======== Record set ========

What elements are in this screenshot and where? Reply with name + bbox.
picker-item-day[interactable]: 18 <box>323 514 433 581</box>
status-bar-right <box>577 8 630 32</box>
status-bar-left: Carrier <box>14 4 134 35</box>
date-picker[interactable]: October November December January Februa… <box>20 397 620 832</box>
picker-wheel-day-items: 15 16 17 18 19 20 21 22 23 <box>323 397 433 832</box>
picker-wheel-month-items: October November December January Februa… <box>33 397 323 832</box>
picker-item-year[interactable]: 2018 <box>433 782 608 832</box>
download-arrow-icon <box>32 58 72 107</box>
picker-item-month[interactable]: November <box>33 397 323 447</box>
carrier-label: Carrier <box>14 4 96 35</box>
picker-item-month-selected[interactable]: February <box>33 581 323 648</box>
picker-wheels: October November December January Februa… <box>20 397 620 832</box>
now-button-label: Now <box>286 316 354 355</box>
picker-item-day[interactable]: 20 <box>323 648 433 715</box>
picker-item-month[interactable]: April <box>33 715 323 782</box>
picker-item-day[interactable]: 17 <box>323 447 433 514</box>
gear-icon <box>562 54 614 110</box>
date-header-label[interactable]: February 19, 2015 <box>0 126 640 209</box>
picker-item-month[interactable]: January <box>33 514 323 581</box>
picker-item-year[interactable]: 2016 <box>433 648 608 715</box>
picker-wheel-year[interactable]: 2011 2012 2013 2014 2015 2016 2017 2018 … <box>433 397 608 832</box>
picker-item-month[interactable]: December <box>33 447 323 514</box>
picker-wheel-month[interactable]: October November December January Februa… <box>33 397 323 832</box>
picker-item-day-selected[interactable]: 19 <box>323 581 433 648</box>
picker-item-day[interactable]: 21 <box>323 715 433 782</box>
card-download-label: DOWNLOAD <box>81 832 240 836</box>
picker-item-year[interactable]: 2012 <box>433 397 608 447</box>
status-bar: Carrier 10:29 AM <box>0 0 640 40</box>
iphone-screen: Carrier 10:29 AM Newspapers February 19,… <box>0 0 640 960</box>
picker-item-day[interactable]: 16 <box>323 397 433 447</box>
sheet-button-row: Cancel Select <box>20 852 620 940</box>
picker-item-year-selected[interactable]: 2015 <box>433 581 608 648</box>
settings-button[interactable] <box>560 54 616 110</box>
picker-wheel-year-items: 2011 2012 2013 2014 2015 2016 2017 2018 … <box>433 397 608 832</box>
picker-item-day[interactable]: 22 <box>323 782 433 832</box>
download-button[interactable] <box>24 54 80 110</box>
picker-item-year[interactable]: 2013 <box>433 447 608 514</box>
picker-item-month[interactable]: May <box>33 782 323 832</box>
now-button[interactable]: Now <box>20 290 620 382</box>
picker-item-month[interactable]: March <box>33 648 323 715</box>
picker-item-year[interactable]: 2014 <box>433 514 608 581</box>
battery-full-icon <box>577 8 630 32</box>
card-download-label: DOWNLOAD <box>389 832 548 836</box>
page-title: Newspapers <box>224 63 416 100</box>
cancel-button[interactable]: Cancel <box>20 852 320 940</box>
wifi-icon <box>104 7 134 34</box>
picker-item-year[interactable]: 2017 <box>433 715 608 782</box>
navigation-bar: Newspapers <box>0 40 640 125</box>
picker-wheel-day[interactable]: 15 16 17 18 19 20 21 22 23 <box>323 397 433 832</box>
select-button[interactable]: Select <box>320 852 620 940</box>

========
======== Record set ========

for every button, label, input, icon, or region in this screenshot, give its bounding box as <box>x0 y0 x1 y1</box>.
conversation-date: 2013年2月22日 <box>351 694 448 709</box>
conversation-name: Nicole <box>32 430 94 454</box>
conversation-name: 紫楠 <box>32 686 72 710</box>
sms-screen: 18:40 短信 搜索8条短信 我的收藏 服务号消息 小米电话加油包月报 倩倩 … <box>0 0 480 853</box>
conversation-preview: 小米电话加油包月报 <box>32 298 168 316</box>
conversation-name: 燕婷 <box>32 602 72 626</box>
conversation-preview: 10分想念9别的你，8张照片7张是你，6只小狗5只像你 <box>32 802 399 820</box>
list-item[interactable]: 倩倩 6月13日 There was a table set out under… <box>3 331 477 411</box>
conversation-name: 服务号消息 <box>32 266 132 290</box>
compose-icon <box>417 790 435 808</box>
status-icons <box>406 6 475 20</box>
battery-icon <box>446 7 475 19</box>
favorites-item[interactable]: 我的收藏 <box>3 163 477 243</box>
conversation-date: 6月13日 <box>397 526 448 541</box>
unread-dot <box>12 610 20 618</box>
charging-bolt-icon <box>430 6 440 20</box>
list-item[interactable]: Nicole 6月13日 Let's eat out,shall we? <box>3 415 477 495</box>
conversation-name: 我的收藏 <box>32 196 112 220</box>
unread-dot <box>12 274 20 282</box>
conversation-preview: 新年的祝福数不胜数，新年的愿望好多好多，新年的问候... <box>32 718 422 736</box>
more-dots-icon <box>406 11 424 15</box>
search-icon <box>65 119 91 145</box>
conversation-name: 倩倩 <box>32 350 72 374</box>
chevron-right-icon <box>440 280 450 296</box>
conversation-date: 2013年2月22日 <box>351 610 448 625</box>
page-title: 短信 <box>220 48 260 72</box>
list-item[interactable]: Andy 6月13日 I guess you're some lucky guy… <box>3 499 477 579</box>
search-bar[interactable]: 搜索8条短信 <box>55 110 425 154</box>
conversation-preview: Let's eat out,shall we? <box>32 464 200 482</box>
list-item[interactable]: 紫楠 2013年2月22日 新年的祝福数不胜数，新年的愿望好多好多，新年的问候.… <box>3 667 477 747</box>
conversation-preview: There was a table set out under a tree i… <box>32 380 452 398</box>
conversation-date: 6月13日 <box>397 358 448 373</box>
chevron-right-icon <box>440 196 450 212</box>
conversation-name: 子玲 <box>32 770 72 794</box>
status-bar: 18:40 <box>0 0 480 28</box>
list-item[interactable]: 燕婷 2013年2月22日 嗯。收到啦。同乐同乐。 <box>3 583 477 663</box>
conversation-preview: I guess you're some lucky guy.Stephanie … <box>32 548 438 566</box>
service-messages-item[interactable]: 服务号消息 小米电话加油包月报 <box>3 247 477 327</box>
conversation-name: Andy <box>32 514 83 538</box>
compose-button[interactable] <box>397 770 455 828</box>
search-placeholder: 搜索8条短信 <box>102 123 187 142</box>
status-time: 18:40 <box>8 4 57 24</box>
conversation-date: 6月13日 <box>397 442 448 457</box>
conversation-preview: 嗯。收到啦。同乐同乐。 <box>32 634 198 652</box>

========

Set exercise
Rewrite the records as a numbered list with blank lines omitted, from the line containing "What elements are" up to and including the line containing "picker-item-day[interactable]: 21 <box>323".

Written response
1. What elements are in this screenshot and where? Reply with name + bbox.
2. picker-item-day[interactable]: 18 <box>323 514 433 581</box>
3. status-bar-right <box>577 8 630 32</box>
4. status-bar-left: Carrier <box>14 4 134 35</box>
5. date-picker[interactable]: October November December January Februa… <box>20 397 620 832</box>
6. picker-wheel-day-items: 15 16 17 18 19 20 21 22 23 <box>323 397 433 832</box>
7. picker-wheel-month-items: October November December January Februa… <box>33 397 323 832</box>
8. picker-item-year[interactable]: 2018 <box>433 782 608 832</box>
9. download-arrow-icon <box>32 58 72 107</box>
10. picker-item-month[interactable]: November <box>33 397 323 447</box>
11. carrier-label: Carrier <box>14 4 96 35</box>
12. picker-item-month-selected[interactable]: February <box>33 581 323 648</box>
13. picker-wheels: October November December January Februa… <box>20 397 620 832</box>
14. now-button-label: Now <box>286 316 354 355</box>
15. picker-item-day[interactable]: 20 <box>323 648 433 715</box>
16. picker-item-month[interactable]: April <box>33 715 323 782</box>
17. picker-item-day[interactable]: 17 <box>323 447 433 514</box>
18. gear-icon <box>562 54 614 110</box>
19. date-header-label[interactable]: February 19, 2015 <box>0 126 640 209</box>
20. picker-item-month[interactable]: January <box>33 514 323 581</box>
21. picker-item-year[interactable]: 2016 <box>433 648 608 715</box>
22. picker-wheel-year[interactable]: 2011 2012 2013 2014 2015 2016 2017 2018 … <box>433 397 608 832</box>
23. picker-item-month[interactable]: December <box>33 447 323 514</box>
24. picker-wheel-month[interactable]: October November December January Februa… <box>33 397 323 832</box>
25. picker-item-day-selected[interactable]: 19 <box>323 581 433 648</box>
26. picker-item-day[interactable]: 21 <box>323 715 433 782</box>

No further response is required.